=== MATERIAL SUPPLIED ===
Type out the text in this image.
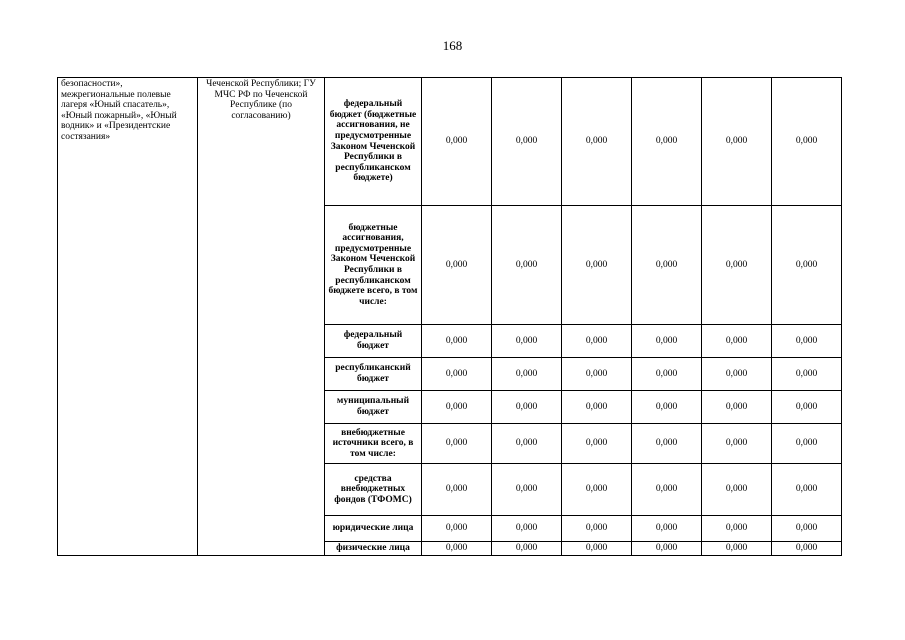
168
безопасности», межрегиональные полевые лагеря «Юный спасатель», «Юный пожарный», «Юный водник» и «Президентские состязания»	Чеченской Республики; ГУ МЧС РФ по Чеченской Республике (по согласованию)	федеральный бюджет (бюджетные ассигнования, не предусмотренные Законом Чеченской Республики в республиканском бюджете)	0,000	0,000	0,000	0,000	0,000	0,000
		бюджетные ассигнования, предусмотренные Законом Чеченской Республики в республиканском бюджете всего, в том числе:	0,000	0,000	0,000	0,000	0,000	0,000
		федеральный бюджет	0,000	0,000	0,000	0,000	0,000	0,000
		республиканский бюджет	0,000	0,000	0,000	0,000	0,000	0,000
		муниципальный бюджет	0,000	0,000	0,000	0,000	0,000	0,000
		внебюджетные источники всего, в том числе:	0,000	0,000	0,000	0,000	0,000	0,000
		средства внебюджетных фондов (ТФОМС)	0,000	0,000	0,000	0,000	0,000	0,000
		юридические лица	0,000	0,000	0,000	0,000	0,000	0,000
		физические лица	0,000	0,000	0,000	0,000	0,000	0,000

==

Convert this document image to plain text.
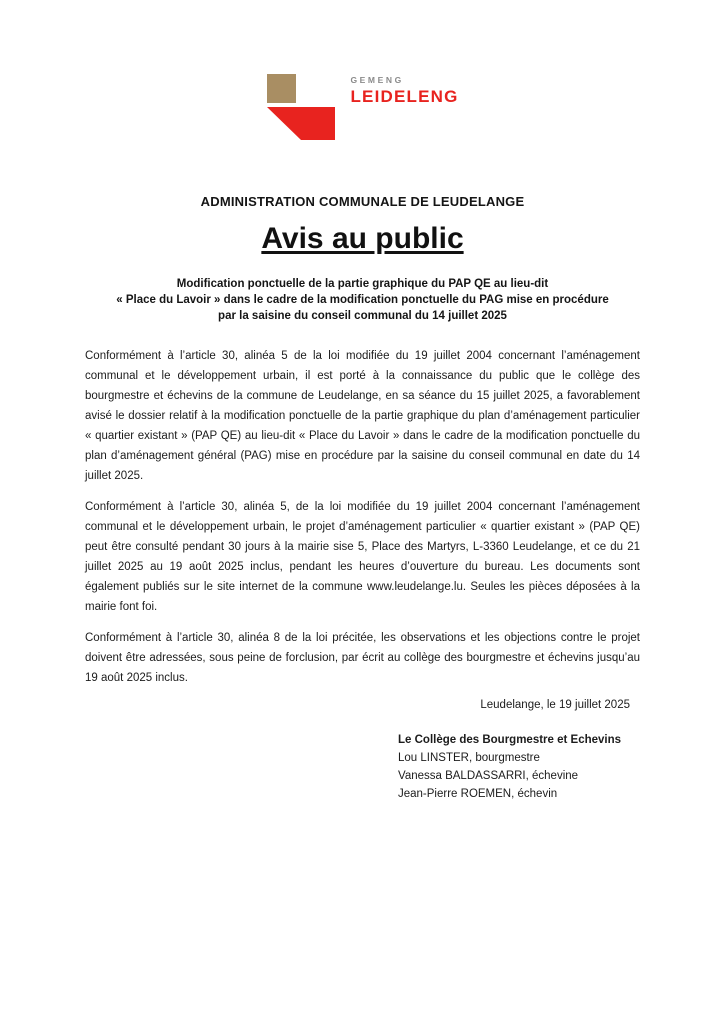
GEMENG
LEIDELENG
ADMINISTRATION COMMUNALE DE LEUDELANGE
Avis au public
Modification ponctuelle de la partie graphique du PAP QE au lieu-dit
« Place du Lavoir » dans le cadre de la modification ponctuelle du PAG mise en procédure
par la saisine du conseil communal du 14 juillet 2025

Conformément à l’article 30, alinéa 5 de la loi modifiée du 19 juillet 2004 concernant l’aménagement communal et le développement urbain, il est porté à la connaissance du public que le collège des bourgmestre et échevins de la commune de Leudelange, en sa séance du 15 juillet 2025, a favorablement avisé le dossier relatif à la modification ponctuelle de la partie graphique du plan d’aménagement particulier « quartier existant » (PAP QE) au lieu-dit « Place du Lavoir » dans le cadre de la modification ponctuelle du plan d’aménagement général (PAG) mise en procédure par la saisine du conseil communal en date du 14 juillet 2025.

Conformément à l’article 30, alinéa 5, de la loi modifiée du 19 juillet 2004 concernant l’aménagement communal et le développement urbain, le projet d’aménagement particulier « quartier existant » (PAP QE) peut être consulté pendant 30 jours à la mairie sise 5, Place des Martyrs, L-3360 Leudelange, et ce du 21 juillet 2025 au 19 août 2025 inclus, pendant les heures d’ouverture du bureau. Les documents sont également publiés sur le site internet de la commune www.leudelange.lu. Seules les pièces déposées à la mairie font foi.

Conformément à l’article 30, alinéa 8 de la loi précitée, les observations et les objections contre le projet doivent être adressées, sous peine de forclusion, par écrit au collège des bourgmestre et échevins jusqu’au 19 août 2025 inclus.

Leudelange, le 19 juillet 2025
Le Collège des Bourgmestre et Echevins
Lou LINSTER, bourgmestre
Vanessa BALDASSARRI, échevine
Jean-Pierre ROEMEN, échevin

* * *

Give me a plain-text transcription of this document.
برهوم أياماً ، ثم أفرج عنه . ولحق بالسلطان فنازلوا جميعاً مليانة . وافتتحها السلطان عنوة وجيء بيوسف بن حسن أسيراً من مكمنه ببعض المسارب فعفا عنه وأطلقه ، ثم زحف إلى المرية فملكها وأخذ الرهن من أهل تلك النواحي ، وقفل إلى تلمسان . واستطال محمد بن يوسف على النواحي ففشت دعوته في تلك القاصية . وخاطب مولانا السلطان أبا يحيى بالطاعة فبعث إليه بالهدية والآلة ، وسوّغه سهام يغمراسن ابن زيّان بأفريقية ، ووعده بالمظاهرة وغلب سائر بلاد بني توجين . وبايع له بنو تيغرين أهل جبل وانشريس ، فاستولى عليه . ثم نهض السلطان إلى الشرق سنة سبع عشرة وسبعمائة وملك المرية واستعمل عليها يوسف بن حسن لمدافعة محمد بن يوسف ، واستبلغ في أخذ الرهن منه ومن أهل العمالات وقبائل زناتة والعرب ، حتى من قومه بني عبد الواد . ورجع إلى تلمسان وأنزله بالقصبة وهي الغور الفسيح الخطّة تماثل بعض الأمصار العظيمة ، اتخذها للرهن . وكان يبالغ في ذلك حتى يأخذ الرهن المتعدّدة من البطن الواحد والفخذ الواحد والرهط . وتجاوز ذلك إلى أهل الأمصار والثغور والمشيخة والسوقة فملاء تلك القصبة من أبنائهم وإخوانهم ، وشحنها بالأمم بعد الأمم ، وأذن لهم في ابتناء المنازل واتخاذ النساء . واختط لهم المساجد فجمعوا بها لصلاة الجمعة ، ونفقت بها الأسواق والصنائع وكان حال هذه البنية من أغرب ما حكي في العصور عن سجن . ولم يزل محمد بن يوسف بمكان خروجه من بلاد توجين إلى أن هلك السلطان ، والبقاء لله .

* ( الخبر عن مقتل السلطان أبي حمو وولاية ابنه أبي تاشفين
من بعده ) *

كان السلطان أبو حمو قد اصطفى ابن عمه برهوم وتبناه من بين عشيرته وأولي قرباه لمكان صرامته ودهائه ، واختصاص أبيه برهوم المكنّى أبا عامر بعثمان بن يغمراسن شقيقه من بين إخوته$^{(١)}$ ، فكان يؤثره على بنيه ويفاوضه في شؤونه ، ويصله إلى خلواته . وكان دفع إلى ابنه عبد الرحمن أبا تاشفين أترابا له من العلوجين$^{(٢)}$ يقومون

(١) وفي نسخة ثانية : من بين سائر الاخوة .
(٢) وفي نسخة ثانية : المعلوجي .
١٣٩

=== WHAT YOU SHOULD DO ===
Find the lines with the string "cadre" and reproduce them.

=== SOLUTION FOR THIS PROBLEM ===
« Place du Lavoir » dans le cadre de la modification ponctuelle du PAG mise en procédure
Conformément à l’article 30, alinéa 5 de la loi modifiée du 19 juillet 2004 concernant l’aménagement communal et le développement urbain, il est porté à la connaissance du public que le collège des bourgmestre et échevins de la commune de Leudelange, en sa séance du 15 juillet 2025, a favorablement avisé le dossier relatif à la modification ponctuelle de la partie graphique du plan d’aménagement particulier « quartier existant » (PAP QE) au lieu-dit « Place du Lavoir » dans le cadre de la modification ponctuelle du plan d’aménagement général (PAG) mise en procédure par la saisine du conseil communal en date du 14 juillet 2025.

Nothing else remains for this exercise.